[Dataset rows]
# # # #

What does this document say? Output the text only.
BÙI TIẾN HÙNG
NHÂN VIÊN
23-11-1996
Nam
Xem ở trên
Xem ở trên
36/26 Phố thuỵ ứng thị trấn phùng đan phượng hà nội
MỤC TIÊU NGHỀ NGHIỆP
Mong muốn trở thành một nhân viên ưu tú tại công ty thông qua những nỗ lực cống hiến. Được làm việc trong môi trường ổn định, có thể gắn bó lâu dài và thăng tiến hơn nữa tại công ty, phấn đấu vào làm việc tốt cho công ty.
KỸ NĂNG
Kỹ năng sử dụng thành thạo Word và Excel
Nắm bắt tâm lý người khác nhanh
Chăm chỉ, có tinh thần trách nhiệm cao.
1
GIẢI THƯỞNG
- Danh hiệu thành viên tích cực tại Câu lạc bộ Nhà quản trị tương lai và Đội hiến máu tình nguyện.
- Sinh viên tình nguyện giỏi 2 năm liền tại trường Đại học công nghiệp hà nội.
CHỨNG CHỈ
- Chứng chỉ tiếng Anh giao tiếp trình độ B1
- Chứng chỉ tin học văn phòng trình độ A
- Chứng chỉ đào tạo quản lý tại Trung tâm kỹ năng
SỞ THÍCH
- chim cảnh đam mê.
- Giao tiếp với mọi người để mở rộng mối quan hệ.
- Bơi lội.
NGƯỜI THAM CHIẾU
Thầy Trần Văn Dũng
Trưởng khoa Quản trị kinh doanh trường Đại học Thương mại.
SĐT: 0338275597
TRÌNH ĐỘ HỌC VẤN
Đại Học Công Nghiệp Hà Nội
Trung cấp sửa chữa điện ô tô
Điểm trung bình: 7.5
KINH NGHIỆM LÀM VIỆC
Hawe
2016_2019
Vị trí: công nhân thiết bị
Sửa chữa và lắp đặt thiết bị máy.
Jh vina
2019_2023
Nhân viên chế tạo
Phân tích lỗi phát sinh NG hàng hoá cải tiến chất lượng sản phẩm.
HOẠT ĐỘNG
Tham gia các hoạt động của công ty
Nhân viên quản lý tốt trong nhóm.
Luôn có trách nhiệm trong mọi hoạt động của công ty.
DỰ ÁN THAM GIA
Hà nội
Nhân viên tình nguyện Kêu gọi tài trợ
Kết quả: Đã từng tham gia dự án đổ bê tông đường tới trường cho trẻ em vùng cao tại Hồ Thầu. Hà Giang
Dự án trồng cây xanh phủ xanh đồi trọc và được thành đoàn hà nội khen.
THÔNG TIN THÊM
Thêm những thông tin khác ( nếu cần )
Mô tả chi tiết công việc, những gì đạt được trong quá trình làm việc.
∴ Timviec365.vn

# # # #

* _TASK BRIEF_
Using the listing above, reproduce each line without omission.

* _THE REPLY_
What does this document say? Output the text only.
BÙI TIẾN HÙNG
NHÂN VIÊN
23-11-1996
Nam
Xem ở trên
Xem ở trên
36/26 Phố thuỵ ứng thị trấn phùng đan phượng hà nội
MỤC TIÊU NGHỀ NGHIỆP
Mong muốn trở thành một nhân viên ưu tú tại công ty thông qua những nỗ lực cống hiến. Được làm việc trong môi trường ổn định, có thể gắn bó lâu dài và thăng tiến hơn nữa tại công ty, phấn đấu vào làm việc tốt cho công ty.
KỸ NĂNG
Kỹ năng sử dụng thành thạo Word và Excel
Nắm bắt tâm lý người khác nhanh
Chăm chỉ, có tinh thần trách nhiệm cao.
1
GIẢI THƯỞNG
- Danh hiệu thành viên tích cực tại Câu lạc bộ Nhà quản trị tương lai và Đội hiến máu tình nguyện.
- Sinh viên tình nguyện giỏi 2 năm liền tại trường Đại học công nghiệp hà nội.
CHỨNG CHỈ
- Chứng chỉ tiếng Anh giao tiếp trình độ B1
- Chứng chỉ tin học văn phòng trình độ A
- Chứng chỉ đào tạo quản lý tại Trung tâm kỹ năng
SỞ THÍCH
- chim cảnh đam mê.
- Giao tiếp với mọi người để mở rộng mối quan hệ.
- Bơi lội.
NGƯỜI THAM CHIẾU
Thầy Trần Văn Dũng
Trưởng khoa Quản trị kinh doanh trường Đại học Thương mại.
SĐT: 0338275597
TRÌNH ĐỘ HỌC VẤN
Đại Học Công Nghiệp Hà Nội
Trung cấp sửa chữa điện ô tô
Điểm trung bình: 7.5
KINH NGHIỆM LÀM VIỆC
Hawe
2016_2019
Vị trí: công nhân thiết bị
Sửa chữa và lắp đặt thiết bị máy.
Jh vina
2019_2023
Nhân viên chế tạo
Phân tích lỗi phát sinh NG hàng hoá cải tiến chất lượng sản phẩm.
HOẠT ĐỘNG
Tham gia các hoạt động của công ty
Nhân viên quản lý tốt trong nhóm.
Luôn có trách nhiệm trong mọi hoạt động của công ty.
DỰ ÁN THAM GIA
Hà nội
Nhân viên tình nguyện Kêu gọi tài trợ
Kết quả: Đã từng tham gia dự án đổ bê tông đường tới trường cho trẻ em vùng cao tại Hồ Thầu. Hà Giang
Dự án trồng cây xanh phủ xanh đồi trọc và được thành đoàn hà nội khen.
THÔNG TIN THÊM
Thêm những thông tin khác ( nếu cần )
Mô tả chi tiết công việc, những gì đạt được trong quá trình làm việc.
∴ Timviec365.vn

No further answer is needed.